→ **Direction**: Reproduce all lines of the listing below in which the word "ylabel" occurs.

→ **Provided information**:
+===+

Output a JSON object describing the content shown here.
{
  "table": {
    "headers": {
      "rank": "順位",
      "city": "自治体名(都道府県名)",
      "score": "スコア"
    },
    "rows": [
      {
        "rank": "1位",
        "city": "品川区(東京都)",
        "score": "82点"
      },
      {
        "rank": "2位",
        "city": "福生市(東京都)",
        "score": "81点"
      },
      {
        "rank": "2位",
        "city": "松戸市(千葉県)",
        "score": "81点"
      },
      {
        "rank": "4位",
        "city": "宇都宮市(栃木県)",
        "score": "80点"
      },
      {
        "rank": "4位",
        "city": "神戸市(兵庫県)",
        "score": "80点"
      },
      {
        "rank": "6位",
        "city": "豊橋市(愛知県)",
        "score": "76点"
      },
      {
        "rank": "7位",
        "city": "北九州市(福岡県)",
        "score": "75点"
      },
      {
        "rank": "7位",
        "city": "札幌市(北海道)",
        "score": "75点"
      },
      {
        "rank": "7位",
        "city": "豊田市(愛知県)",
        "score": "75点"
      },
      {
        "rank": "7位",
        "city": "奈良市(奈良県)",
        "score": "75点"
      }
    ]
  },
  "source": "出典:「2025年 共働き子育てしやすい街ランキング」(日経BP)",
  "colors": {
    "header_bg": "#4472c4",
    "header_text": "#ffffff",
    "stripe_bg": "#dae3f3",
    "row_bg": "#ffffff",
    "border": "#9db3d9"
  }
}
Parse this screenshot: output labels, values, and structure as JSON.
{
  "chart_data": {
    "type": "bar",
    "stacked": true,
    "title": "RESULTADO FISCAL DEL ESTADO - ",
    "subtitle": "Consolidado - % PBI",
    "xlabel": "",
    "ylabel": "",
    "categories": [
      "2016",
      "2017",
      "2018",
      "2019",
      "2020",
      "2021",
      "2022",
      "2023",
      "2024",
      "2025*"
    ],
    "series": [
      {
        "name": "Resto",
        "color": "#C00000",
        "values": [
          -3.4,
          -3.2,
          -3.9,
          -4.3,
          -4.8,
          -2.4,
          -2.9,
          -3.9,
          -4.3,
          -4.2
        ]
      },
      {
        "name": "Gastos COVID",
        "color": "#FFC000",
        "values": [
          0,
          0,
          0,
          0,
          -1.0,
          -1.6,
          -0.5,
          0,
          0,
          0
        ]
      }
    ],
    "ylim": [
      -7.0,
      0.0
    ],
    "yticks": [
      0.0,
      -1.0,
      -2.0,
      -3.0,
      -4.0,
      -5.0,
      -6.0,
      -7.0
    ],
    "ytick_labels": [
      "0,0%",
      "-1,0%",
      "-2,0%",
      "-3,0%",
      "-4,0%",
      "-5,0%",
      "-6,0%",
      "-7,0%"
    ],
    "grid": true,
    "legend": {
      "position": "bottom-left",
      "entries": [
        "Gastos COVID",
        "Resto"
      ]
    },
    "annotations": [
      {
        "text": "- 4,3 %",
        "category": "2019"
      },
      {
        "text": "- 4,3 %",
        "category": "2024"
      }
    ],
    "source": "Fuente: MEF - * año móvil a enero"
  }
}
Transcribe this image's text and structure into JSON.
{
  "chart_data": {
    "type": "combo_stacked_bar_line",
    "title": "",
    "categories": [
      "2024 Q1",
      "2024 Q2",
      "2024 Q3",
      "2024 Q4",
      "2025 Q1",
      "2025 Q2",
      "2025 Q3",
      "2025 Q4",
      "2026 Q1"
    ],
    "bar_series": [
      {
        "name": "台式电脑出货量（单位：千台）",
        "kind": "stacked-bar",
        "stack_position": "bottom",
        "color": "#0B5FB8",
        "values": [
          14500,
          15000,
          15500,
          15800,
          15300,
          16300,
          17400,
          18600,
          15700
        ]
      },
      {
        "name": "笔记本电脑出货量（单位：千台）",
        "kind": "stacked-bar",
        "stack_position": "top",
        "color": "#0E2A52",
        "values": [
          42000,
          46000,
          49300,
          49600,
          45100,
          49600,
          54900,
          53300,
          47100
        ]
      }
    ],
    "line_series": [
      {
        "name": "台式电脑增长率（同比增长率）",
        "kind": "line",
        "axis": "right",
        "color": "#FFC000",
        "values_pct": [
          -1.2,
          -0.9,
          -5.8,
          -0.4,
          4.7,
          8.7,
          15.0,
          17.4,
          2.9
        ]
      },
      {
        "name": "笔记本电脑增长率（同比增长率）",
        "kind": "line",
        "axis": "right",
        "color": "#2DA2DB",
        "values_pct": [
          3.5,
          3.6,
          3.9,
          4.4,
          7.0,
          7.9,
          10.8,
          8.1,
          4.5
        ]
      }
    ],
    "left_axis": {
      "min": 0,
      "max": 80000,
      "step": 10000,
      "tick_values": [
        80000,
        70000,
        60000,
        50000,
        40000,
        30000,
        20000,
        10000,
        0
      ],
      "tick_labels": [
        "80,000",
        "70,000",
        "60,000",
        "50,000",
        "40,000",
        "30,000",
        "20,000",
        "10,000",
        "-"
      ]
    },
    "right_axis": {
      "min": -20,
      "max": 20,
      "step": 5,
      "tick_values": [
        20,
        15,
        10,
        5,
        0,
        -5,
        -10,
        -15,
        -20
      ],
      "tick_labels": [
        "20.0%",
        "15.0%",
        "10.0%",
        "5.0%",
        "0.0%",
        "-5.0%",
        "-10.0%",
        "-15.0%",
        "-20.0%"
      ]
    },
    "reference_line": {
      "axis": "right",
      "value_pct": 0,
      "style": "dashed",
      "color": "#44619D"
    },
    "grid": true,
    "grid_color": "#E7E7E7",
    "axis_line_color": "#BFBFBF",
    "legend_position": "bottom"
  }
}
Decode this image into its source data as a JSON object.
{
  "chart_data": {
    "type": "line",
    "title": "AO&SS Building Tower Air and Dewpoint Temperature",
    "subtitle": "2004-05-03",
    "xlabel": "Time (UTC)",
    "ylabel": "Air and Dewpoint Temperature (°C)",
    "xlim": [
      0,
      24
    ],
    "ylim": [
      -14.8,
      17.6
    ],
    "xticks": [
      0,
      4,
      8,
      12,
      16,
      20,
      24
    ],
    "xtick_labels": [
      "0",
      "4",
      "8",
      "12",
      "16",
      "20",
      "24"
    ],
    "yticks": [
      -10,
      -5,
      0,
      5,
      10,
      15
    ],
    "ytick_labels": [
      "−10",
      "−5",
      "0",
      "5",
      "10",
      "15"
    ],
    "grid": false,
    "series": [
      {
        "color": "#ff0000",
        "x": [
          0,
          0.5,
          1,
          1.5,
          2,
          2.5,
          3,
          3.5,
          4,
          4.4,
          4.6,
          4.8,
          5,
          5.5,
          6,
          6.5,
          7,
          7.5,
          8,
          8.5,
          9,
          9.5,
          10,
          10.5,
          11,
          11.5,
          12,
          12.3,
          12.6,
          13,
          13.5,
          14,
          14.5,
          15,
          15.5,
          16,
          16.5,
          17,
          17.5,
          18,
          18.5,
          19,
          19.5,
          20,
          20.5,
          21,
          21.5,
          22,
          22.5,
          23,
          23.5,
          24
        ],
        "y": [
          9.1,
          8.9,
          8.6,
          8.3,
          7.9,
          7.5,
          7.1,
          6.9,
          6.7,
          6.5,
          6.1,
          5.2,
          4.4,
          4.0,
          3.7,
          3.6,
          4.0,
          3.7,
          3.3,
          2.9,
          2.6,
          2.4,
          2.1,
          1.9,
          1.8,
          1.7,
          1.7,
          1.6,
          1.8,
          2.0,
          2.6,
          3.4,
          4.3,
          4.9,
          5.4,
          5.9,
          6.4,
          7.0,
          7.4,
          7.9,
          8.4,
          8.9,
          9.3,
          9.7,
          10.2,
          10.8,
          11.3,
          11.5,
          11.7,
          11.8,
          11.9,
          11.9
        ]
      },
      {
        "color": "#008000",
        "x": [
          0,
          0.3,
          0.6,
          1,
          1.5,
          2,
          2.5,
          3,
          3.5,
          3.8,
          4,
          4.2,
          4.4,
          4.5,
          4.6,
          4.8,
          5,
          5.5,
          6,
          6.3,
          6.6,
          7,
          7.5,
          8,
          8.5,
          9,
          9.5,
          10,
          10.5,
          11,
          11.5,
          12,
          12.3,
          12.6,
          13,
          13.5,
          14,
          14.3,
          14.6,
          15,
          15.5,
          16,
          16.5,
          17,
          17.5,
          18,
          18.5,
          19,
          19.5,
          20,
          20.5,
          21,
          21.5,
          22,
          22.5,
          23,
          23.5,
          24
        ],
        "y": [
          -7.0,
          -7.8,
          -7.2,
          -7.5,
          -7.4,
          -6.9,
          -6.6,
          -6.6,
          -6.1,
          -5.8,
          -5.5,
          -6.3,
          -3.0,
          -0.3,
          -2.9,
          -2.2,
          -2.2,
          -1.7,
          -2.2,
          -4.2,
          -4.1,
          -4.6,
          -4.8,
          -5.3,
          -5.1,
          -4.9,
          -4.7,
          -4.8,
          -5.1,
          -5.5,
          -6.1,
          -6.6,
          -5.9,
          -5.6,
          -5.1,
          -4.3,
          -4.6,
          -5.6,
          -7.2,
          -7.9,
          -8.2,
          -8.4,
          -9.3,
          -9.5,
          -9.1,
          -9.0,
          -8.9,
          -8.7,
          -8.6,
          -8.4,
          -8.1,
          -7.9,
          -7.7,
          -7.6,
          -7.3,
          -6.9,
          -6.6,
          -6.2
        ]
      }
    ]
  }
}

+===+

→ **Answer in full**:
    "ylabel": "",
    "ylabel": "Air and Dewpoint Temperature (°C)",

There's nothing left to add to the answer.